[Records that describe figures]

####

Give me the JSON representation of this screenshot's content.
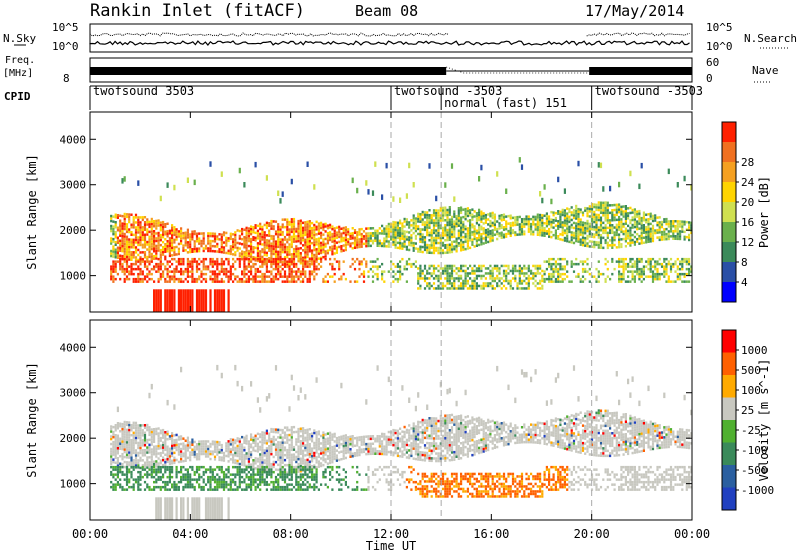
{
  "header": {
    "station": "Rankin Inlet (fitACF)",
    "beam": "Beam 08",
    "date": "17/May/2014"
  },
  "top_panel": {
    "left_label": "N.Sky",
    "right_label": "N.Search",
    "tick_top": "10^5",
    "tick_bottom": "10^0"
  },
  "freq_panel": {
    "left_label_1": "Freq.",
    "left_label_2": "[MHz]",
    "left_tick": "8",
    "right_label": "Nave",
    "right_tick_top": "60",
    "right_tick_bottom": "0"
  },
  "cpid": {
    "label": "CPID",
    "segments": [
      {
        "start": 0,
        "end": 12,
        "label": "twofsound 3503"
      },
      {
        "start": 12,
        "end": 14,
        "label": "twofsound -3503"
      },
      {
        "start": 14,
        "end": 20,
        "label": "normal (fast) 151"
      },
      {
        "start": 20,
        "end": 24,
        "label": "twofsound -3503"
      }
    ]
  },
  "colors": {
    "power": [
      "#0000ff",
      "#2a4fa6",
      "#3b8a5a",
      "#6ab04c",
      "#cfe050",
      "#ffd400",
      "#f5a020",
      "#f07020",
      "#ff2000"
    ],
    "velocity": [
      "#ff0000",
      "#ff6000",
      "#ffaa00",
      "#c8c8c0",
      "#50b030",
      "#3a8a5a",
      "#2a5fa0",
      "#2040c0"
    ]
  },
  "chart_data": [
    {
      "type": "heatmap",
      "title": "",
      "ylabel": "Slant Range [km]",
      "xlabel": "",
      "x_ticks": [
        "00:00",
        "04:00",
        "08:00",
        "12:00",
        "16:00",
        "20:00",
        "00:00"
      ],
      "y_ticks": [
        1000,
        2000,
        3000,
        4000
      ],
      "ylim": [
        200,
        4600
      ],
      "xlim": [
        0,
        24
      ],
      "colorbar": {
        "label": "Power [dB]",
        "ticks": [
          "4",
          "8",
          "12",
          "16",
          "20",
          "24",
          "28"
        ]
      }
    },
    {
      "type": "heatmap",
      "title": "",
      "ylabel": "Slant Range [km]",
      "xlabel": "Time UT",
      "x_ticks": [
        "00:00",
        "04:00",
        "08:00",
        "12:00",
        "16:00",
        "20:00",
        "00:00"
      ],
      "y_ticks": [
        1000,
        2000,
        3000,
        4000
      ],
      "ylim": [
        200,
        4600
      ],
      "xlim": [
        0,
        24
      ],
      "colorbar": {
        "label": "Velocity [m s^-1]",
        "ticks": [
          "1000",
          "500",
          "100",
          "25",
          "-25",
          "-100",
          "-500",
          "-1000"
        ]
      }
    }
  ]
}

####

WHAT IS REQUIRED
Write out the records above once more, word for word, with no pictures.

OUTPUT FOR THIS EXERCISE
Give me the JSON representation of this screenshot's content.
{
  "header": {
    "station": "Rankin Inlet (fitACF)",
    "beam": "Beam 08",
    "date": "17/May/2014"
  },
  "top_panel": {
    "left_label": "N.Sky",
    "right_label": "N.Search",
    "tick_top": "10^5",
    "tick_bottom": "10^0"
  },
  "freq_panel": {
    "left_label_1": "Freq.",
    "left_label_2": "[MHz]",
    "left_tick": "8",
    "right_label": "Nave",
    "right_tick_top": "60",
    "right_tick_bottom": "0"
  },
  "cpid": {
    "label": "CPID",
    "segments": [
      {
        "start": 0,
        "end": 12,
        "label": "twofsound 3503"
      },
      {
        "start": 12,
        "end": 14,
        "label": "twofsound -3503"
      },
      {
        "start": 14,
        "end": 20,
        "label": "normal (fast) 151"
      },
      {
        "start": 20,
        "end": 24,
        "label": "twofsound -3503"
      }
    ]
  },
  "colors": {
    "power": [
      "#0000ff",
      "#2a4fa6",
      "#3b8a5a",
      "#6ab04c",
      "#cfe050",
      "#ffd400",
      "#f5a020",
      "#f07020",
      "#ff2000"
    ],
    "velocity": [
      "#ff0000",
      "#ff6000",
      "#ffaa00",
      "#c8c8c0",
      "#50b030",
      "#3a8a5a",
      "#2a5fa0",
      "#2040c0"
    ]
  },
  "chart_data": [
    {
      "type": "heatmap",
      "title": "",
      "ylabel": "Slant Range [km]",
      "xlabel": "",
      "x_ticks": [
        "00:00",
        "04:00",
        "08:00",
        "12:00",
        "16:00",
        "20:00",
        "00:00"
      ],
      "y_ticks": [
        1000,
        2000,
        3000,
        4000
      ],
      "ylim": [
        200,
        4600
      ],
      "xlim": [
        0,
        24
      ],
      "colorbar": {
        "label": "Power [dB]",
        "ticks": [
          "4",
          "8",
          "12",
          "16",
          "20",
          "24",
          "28"
        ]
      }
    },
    {
      "type": "heatmap",
      "title": "",
      "ylabel": "Slant Range [km]",
      "xlabel": "Time UT",
      "x_ticks": [
        "00:00",
        "04:00",
        "08:00",
        "12:00",
        "16:00",
        "20:00",
        "00:00"
      ],
      "y_ticks": [
        1000,
        2000,
        3000,
        4000
      ],
      "ylim": [
        200,
        4600
      ],
      "xlim": [
        0,
        24
      ],
      "colorbar": {
        "label": "Velocity [m s^-1]",
        "ticks": [
          "1000",
          "500",
          "100",
          "25",
          "-25",
          "-100",
          "-500",
          "-1000"
        ]
      }
    }
  ]
}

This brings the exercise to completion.